▸ WHAT IS REQUIRED
Locate each line in the records containing "document". Copy it.

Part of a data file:
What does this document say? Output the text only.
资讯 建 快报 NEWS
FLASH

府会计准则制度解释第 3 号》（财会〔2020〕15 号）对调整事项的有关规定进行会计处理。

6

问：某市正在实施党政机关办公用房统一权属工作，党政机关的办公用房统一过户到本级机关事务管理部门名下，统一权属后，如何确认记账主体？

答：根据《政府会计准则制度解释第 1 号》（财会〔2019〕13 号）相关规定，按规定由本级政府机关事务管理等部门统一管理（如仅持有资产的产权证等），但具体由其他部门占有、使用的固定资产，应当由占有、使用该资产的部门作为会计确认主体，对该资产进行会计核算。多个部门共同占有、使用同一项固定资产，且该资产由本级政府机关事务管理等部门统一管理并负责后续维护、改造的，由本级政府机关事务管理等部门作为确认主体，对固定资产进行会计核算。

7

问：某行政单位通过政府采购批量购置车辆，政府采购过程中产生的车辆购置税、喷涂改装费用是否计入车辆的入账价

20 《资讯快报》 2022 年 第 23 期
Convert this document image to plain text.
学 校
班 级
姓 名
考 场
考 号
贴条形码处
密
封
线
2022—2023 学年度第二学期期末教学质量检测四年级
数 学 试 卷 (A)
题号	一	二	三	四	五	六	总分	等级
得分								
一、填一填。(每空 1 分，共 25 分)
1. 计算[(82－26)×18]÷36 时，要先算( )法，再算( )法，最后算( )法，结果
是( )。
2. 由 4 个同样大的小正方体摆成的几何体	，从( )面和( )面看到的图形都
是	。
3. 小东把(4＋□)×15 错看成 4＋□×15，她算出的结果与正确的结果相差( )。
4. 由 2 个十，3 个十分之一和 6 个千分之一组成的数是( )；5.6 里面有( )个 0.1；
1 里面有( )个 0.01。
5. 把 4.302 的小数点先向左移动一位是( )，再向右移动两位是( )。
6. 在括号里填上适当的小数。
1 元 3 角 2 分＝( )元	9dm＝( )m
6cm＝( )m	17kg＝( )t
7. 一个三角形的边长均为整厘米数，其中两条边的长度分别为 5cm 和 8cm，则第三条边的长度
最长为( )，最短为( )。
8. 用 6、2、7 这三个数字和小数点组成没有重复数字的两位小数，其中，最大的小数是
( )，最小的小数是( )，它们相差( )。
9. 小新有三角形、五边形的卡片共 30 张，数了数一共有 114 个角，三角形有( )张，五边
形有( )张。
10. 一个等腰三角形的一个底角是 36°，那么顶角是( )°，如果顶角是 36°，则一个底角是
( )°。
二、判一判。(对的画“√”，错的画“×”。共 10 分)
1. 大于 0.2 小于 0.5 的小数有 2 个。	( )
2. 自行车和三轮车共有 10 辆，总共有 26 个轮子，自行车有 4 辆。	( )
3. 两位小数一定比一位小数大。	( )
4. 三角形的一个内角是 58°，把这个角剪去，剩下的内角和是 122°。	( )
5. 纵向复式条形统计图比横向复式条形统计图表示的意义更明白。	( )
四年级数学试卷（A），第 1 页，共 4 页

▸ FINAL RESULT
What does this document say? Output the text only.
Convert this document image to plain text.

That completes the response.